Given records:
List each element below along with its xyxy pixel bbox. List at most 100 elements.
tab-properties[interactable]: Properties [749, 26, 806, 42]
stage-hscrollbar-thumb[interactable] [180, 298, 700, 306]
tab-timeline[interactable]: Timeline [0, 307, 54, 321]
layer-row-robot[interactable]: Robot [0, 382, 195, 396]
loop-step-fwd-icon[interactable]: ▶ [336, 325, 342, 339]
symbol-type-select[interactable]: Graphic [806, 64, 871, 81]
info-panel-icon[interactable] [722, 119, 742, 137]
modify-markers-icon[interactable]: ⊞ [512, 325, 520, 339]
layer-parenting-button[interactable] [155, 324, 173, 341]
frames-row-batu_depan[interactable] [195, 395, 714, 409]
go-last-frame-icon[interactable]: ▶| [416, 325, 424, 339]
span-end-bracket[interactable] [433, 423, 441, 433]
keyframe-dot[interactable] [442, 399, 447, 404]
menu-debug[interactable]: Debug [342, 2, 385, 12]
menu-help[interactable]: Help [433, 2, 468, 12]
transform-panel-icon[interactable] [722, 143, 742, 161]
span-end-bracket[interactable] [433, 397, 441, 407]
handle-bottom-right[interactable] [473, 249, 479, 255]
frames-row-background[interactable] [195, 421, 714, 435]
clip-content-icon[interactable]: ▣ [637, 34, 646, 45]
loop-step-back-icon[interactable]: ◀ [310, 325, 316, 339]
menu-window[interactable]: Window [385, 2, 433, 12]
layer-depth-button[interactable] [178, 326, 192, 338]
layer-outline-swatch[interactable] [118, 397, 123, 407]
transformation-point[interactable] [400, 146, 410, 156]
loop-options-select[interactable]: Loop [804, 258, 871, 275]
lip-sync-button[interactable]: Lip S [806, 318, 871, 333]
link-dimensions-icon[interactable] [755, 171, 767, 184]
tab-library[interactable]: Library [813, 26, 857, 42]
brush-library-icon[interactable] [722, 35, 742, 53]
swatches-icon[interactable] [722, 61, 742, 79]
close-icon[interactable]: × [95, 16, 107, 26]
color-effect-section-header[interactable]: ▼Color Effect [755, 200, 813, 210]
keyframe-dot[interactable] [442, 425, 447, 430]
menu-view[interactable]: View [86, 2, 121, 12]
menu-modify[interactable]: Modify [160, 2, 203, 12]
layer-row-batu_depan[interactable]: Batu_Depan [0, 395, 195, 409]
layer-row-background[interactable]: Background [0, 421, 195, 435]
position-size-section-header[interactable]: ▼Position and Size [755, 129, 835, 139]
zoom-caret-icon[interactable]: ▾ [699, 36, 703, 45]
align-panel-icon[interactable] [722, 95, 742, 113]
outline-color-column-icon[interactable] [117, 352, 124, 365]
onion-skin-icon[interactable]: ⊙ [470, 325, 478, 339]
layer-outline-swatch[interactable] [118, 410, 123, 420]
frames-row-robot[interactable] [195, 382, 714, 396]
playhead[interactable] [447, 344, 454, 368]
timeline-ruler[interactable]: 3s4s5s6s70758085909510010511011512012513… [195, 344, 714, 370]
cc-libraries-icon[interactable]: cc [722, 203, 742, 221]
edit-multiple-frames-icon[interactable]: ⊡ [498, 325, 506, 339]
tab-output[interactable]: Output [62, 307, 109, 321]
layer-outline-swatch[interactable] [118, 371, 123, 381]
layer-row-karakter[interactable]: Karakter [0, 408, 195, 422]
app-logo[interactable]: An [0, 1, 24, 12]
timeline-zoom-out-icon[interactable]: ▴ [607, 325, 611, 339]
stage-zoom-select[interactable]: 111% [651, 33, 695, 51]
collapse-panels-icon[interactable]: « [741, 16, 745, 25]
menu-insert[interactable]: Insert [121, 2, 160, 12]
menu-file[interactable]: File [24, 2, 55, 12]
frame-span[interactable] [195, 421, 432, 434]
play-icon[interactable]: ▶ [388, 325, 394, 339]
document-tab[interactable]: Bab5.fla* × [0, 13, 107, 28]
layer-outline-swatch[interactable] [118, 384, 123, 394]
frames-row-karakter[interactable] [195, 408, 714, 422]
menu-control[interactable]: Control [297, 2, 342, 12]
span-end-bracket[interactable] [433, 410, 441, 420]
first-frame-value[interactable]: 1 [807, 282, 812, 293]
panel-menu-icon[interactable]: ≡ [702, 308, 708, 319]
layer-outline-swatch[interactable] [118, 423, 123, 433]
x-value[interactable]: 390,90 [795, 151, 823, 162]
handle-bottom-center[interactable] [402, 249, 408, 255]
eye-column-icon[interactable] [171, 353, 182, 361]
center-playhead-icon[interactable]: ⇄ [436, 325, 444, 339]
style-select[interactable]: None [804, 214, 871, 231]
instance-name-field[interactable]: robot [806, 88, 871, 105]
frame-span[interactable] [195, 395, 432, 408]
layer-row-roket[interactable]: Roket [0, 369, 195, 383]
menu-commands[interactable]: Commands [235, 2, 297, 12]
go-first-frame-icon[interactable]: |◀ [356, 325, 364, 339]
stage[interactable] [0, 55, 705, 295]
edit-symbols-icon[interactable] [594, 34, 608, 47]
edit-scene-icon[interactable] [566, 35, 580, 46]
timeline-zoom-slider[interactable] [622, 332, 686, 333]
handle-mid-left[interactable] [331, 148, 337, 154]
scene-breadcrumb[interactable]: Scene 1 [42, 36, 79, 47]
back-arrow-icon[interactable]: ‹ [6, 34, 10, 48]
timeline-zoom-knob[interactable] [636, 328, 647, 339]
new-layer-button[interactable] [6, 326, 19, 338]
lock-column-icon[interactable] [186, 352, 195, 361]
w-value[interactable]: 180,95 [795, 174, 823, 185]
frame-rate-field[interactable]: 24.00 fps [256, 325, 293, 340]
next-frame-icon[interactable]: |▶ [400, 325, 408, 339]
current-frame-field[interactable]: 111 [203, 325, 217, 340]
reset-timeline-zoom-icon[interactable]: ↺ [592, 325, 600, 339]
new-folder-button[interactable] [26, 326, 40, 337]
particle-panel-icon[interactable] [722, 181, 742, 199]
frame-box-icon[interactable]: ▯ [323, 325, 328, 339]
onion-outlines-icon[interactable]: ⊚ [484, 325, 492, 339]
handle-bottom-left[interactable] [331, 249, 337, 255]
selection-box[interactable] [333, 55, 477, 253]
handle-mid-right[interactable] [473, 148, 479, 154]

Aim of the exercise: Please copy every line of the records above word for word.

Full response:
List each element below along with its xyxy pixel bbox. List at most 100 elements.
tab-properties[interactable]: Properties [749, 26, 806, 42]
stage-hscrollbar-thumb[interactable] [180, 298, 700, 306]
tab-timeline[interactable]: Timeline [0, 307, 54, 321]
layer-row-robot[interactable]: Robot [0, 382, 195, 396]
loop-step-fwd-icon[interactable]: ▶ [336, 325, 342, 339]
symbol-type-select[interactable]: Graphic [806, 64, 871, 81]
info-panel-icon[interactable] [722, 119, 742, 137]
modify-markers-icon[interactable]: ⊞ [512, 325, 520, 339]
layer-parenting-button[interactable] [155, 324, 173, 341]
frames-row-batu_depan[interactable] [195, 395, 714, 409]
go-last-frame-icon[interactable]: ▶| [416, 325, 424, 339]
span-end-bracket[interactable] [433, 423, 441, 433]
keyframe-dot[interactable] [442, 399, 447, 404]
menu-debug[interactable]: Debug [342, 2, 385, 12]
menu-help[interactable]: Help [433, 2, 468, 12]
transform-panel-icon[interactable] [722, 143, 742, 161]
span-end-bracket[interactable] [433, 397, 441, 407]
handle-bottom-right[interactable] [473, 249, 479, 255]
frames-row-background[interactable] [195, 421, 714, 435]
clip-content-icon[interactable]: ▣ [637, 34, 646, 45]
loop-step-back-icon[interactable]: ◀ [310, 325, 316, 339]
menu-window[interactable]: Window [385, 2, 433, 12]
layer-depth-button[interactable] [178, 326, 192, 338]
layer-outline-swatch[interactable] [118, 397, 123, 407]
transformation-point[interactable] [400, 146, 410, 156]
loop-options-select[interactable]: Loop [804, 258, 871, 275]
lip-sync-button[interactable]: Lip S [806, 318, 871, 333]
link-dimensions-icon[interactable] [755, 171, 767, 184]
tab-library[interactable]: Library [813, 26, 857, 42]
brush-library-icon[interactable] [722, 35, 742, 53]
swatches-icon[interactable] [722, 61, 742, 79]
close-icon[interactable]: × [95, 16, 107, 26]
color-effect-section-header[interactable]: ▼Color Effect [755, 200, 813, 210]
keyframe-dot[interactable] [442, 425, 447, 430]
menu-view[interactable]: View [86, 2, 121, 12]
menu-modify[interactable]: Modify [160, 2, 203, 12]
layer-row-batu_depan[interactable]: Batu_Depan [0, 395, 195, 409]
layer-row-background[interactable]: Background [0, 421, 195, 435]
position-size-section-header[interactable]: ▼Position and Size [755, 129, 835, 139]
zoom-caret-icon[interactable]: ▾ [699, 36, 703, 45]
align-panel-icon[interactable] [722, 95, 742, 113]
outline-color-column-icon[interactable] [117, 352, 124, 365]
onion-skin-icon[interactable]: ⊙ [470, 325, 478, 339]
layer-outline-swatch[interactable] [118, 410, 123, 420]
frames-row-robot[interactable] [195, 382, 714, 396]
playhead[interactable] [447, 344, 454, 368]
timeline-ruler[interactable]: 3s4s5s6s70758085909510010511011512012513… [195, 344, 714, 370]
cc-libraries-icon[interactable]: cc [722, 203, 742, 221]
edit-multiple-frames-icon[interactable]: ⊡ [498, 325, 506, 339]
tab-output[interactable]: Output [62, 307, 109, 321]
layer-outline-swatch[interactable] [118, 371, 123, 381]
layer-row-karakter[interactable]: Karakter [0, 408, 195, 422]
app-logo[interactable]: An [0, 1, 24, 12]
timeline-zoom-out-icon[interactable]: ▴ [607, 325, 611, 339]
stage-zoom-select[interactable]: 111% [651, 33, 695, 51]
collapse-panels-icon[interactable]: « [741, 16, 745, 25]
menu-insert[interactable]: Insert [121, 2, 160, 12]
menu-file[interactable]: File [24, 2, 55, 12]
frame-span[interactable] [195, 421, 432, 434]
play-icon[interactable]: ▶ [388, 325, 394, 339]
document-tab[interactable]: Bab5.fla* × [0, 13, 107, 28]
layer-outline-swatch[interactable] [118, 384, 123, 394]
frames-row-karakter[interactable] [195, 408, 714, 422]
menu-control[interactable]: Control [297, 2, 342, 12]
span-end-bracket[interactable] [433, 410, 441, 420]
first-frame-value[interactable]: 1 [807, 282, 812, 293]
panel-menu-icon[interactable]: ≡ [702, 308, 708, 319]
layer-outline-swatch[interactable] [118, 423, 123, 433]
x-value[interactable]: 390,90 [795, 151, 823, 162]
handle-bottom-center[interactable] [402, 249, 408, 255]
eye-column-icon[interactable] [171, 353, 182, 361]
center-playhead-icon[interactable]: ⇄ [436, 325, 444, 339]
style-select[interactable]: None [804, 214, 871, 231]
instance-name-field[interactable]: robot [806, 88, 871, 105]
frame-span[interactable] [195, 395, 432, 408]
layer-row-roket[interactable]: Roket [0, 369, 195, 383]
menu-commands[interactable]: Commands [235, 2, 297, 12]
go-first-frame-icon[interactable]: |◀ [356, 325, 364, 339]
stage[interactable] [0, 55, 705, 295]
edit-symbols-icon[interactable] [594, 34, 608, 47]
edit-scene-icon[interactable] [566, 35, 580, 46]
timeline-zoom-slider[interactable] [622, 332, 686, 333]
handle-mid-left[interactable] [331, 148, 337, 154]
scene-breadcrumb[interactable]: Scene 1 [42, 36, 79, 47]
back-arrow-icon[interactable]: ‹ [6, 34, 10, 48]
timeline-zoom-knob[interactable] [636, 328, 647, 339]
new-layer-button[interactable] [6, 326, 19, 338]
lock-column-icon[interactable] [186, 352, 195, 361]
w-value[interactable]: 180,95 [795, 174, 823, 185]
frame-rate-field[interactable]: 24.00 fps [256, 325, 293, 340]
next-frame-icon[interactable]: |▶ [400, 325, 408, 339]
current-frame-field[interactable]: 111 [203, 325, 217, 340]
reset-timeline-zoom-icon[interactable]: ↺ [592, 325, 600, 339]
new-folder-button[interactable] [26, 326, 40, 337]
particle-panel-icon[interactable] [722, 181, 742, 199]
frame-box-icon[interactable]: ▯ [323, 325, 328, 339]
onion-outlines-icon[interactable]: ⊚ [484, 325, 492, 339]
handle-bottom-left[interactable] [331, 249, 337, 255]
selection-box[interactable] [333, 55, 477, 253]
handle-mid-right[interactable] [473, 148, 479, 154]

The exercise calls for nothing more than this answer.